------ Data for this task
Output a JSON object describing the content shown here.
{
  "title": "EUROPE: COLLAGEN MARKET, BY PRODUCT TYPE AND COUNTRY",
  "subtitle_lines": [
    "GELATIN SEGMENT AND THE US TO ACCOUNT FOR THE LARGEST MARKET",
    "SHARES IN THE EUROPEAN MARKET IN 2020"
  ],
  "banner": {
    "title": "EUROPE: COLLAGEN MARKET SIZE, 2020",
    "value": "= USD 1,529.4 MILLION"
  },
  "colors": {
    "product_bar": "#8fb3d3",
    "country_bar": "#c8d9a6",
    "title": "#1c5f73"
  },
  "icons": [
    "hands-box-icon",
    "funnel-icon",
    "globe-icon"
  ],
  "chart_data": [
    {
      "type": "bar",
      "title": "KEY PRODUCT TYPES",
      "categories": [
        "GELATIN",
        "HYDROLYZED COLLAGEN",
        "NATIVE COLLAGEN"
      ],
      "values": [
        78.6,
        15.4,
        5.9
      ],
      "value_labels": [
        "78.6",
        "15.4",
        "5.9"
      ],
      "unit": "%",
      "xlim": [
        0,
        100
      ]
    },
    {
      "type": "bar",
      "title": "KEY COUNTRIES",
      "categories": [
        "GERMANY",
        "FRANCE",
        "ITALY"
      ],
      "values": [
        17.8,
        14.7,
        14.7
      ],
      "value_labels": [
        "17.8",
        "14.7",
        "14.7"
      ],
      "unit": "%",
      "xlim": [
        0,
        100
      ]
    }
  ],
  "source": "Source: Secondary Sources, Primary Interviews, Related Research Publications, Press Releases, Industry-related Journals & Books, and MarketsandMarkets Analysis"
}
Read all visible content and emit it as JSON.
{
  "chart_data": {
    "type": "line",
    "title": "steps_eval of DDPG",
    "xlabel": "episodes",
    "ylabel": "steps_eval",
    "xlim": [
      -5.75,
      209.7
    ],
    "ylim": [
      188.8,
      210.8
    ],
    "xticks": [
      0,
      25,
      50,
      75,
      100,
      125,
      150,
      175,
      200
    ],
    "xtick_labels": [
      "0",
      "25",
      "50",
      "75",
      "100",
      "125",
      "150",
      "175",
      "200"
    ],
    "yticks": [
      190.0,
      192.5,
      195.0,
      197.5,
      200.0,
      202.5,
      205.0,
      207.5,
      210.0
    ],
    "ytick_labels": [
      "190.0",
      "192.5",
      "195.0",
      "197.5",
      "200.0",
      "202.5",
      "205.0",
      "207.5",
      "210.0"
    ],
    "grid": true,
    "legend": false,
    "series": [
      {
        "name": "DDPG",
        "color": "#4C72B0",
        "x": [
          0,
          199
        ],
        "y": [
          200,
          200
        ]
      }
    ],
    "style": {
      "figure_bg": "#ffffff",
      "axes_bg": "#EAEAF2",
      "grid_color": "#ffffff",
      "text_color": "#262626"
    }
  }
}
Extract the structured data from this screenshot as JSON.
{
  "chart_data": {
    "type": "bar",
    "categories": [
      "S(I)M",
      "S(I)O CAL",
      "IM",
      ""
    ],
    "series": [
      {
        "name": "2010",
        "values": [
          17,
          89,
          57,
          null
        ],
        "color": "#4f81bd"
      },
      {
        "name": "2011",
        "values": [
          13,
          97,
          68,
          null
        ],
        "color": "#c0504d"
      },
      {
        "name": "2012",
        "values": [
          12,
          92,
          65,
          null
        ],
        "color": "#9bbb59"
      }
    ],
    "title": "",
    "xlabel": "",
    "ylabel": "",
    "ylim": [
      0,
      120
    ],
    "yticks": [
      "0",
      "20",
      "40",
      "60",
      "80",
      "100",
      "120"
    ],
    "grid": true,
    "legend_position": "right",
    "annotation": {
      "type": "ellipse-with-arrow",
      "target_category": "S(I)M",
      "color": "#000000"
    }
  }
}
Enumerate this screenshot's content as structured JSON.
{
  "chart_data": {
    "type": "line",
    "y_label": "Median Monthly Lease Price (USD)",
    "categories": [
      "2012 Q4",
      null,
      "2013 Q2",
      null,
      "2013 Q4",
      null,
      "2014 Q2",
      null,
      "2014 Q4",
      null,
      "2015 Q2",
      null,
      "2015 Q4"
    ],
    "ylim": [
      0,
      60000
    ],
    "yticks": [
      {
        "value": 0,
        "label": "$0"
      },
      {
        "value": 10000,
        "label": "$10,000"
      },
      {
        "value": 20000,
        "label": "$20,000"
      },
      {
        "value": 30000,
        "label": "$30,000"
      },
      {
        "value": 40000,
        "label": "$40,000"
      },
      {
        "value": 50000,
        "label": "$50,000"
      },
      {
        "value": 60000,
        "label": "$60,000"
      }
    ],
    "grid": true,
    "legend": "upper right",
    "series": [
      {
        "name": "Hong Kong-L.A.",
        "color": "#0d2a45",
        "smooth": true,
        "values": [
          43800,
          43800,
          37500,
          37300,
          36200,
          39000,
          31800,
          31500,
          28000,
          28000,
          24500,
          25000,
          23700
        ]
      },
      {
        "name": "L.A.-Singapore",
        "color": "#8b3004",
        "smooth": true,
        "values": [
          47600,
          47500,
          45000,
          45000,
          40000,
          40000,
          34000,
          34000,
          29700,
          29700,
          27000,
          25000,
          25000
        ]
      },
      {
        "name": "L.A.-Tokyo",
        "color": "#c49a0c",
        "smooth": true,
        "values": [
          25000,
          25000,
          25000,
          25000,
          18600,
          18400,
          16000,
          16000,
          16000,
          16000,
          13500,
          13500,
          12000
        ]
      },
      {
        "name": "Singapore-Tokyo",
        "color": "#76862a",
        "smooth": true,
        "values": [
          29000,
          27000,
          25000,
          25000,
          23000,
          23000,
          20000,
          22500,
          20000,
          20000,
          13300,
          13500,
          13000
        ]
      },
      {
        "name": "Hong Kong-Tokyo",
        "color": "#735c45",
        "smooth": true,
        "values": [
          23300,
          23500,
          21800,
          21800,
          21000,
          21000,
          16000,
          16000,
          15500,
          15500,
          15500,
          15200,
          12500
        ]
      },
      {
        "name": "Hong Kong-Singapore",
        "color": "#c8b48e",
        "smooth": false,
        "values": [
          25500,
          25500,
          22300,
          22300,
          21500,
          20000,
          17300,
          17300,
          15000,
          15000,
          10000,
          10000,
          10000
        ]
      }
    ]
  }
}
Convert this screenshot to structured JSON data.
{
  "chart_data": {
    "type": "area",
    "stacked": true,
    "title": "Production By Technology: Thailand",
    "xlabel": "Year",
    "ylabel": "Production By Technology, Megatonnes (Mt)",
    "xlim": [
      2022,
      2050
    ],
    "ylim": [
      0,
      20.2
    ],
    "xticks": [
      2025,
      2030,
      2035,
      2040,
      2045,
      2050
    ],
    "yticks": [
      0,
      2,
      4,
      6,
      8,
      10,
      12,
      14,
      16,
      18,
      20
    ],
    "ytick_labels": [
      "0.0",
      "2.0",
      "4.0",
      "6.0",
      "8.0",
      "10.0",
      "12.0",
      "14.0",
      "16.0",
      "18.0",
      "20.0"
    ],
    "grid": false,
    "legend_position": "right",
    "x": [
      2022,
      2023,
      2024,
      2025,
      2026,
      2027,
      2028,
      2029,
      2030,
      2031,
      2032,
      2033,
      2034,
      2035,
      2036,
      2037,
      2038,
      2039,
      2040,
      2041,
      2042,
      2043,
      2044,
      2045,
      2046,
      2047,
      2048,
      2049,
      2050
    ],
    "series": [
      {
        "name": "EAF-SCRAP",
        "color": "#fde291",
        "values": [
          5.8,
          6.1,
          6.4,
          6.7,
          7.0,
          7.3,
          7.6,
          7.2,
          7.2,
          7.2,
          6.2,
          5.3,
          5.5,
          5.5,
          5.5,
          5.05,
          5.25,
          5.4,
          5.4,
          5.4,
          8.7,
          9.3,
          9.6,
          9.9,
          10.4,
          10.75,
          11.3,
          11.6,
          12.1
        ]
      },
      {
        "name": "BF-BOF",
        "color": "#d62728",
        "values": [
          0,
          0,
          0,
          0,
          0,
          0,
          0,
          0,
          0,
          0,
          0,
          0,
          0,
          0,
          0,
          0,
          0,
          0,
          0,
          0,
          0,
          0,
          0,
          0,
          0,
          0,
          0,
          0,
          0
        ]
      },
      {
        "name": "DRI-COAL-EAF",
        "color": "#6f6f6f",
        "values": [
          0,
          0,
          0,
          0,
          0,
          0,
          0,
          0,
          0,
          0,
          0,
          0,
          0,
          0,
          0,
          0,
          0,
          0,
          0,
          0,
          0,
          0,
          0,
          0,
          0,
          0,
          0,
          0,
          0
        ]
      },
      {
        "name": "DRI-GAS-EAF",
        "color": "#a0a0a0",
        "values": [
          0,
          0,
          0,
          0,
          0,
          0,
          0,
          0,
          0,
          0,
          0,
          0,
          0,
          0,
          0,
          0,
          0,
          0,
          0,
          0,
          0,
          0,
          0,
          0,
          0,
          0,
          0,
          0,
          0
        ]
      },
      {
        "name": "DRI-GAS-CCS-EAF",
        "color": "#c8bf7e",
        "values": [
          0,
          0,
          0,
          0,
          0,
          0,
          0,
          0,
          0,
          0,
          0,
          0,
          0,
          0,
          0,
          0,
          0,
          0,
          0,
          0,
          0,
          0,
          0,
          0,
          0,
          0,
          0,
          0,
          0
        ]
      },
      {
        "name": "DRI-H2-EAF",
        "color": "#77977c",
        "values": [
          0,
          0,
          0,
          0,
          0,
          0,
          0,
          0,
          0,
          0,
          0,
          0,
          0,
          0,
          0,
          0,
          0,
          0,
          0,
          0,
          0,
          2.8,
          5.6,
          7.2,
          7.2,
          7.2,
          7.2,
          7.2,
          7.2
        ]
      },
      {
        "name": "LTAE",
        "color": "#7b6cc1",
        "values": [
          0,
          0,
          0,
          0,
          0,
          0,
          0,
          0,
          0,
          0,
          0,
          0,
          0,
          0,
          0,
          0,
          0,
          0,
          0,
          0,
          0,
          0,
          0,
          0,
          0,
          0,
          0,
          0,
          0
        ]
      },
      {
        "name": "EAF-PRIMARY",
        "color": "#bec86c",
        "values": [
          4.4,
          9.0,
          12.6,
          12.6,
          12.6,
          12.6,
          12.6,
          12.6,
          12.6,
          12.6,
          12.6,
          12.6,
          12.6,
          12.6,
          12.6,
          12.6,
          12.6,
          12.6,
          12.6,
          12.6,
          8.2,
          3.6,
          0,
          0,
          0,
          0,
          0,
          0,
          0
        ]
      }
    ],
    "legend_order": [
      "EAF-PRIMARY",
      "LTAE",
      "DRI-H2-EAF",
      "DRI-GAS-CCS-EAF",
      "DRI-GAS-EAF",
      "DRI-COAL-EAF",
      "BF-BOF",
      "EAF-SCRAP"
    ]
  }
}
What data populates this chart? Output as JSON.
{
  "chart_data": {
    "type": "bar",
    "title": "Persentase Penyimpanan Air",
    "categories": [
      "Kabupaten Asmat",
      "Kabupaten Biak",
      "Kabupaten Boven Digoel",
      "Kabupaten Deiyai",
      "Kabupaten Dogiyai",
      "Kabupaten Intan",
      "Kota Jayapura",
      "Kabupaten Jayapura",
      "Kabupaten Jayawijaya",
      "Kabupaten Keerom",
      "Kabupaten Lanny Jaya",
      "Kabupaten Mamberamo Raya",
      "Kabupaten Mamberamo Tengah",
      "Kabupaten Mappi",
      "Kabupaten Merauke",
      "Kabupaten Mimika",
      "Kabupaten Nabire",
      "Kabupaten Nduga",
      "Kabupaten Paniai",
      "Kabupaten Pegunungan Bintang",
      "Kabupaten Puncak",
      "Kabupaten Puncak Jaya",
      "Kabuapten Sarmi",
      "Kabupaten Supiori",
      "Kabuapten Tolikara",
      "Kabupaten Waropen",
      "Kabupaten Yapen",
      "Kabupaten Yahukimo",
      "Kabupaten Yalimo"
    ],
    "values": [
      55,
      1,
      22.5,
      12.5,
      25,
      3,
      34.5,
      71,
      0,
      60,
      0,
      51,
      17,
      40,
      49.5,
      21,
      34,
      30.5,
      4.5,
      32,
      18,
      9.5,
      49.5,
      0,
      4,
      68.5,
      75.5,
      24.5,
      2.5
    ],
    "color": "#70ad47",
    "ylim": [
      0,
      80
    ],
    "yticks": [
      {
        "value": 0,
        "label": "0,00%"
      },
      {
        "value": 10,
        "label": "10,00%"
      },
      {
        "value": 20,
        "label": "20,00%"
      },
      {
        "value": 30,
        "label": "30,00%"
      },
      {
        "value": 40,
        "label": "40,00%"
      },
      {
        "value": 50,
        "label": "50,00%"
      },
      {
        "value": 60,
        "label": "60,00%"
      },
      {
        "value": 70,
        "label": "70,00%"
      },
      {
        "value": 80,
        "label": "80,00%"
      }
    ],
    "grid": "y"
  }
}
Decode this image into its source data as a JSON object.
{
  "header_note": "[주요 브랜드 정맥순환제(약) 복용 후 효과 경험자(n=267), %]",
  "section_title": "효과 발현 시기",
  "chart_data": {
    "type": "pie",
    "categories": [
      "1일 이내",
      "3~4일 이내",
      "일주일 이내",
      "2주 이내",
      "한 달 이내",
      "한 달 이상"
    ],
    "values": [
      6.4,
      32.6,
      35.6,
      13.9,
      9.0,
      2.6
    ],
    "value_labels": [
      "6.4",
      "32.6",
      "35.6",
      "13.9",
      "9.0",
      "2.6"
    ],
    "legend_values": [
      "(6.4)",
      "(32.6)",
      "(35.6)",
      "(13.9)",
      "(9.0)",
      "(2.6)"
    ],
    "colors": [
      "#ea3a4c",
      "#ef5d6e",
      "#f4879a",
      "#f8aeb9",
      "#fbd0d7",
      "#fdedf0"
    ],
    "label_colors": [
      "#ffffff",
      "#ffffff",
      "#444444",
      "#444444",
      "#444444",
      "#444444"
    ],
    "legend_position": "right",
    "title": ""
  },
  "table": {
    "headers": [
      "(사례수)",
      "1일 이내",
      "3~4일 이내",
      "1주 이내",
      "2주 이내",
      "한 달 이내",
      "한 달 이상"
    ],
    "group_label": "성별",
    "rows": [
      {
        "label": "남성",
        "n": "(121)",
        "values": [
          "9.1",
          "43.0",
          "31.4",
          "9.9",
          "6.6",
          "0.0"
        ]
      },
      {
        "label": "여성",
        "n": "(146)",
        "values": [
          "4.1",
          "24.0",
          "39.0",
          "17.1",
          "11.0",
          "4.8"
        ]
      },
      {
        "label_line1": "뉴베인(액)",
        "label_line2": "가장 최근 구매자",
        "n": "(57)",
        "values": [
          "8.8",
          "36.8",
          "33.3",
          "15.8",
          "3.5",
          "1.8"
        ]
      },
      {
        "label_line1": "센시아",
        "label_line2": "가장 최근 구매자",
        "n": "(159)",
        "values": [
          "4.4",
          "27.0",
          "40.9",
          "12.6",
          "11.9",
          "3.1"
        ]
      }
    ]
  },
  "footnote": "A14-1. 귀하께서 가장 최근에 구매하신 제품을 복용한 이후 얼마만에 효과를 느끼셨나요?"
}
------------
# Exercise
In the lines above, locate the string "false". Copy every line where it occurs.

# Response
    "legend": false,
        "smooth": false,
    "grid": false,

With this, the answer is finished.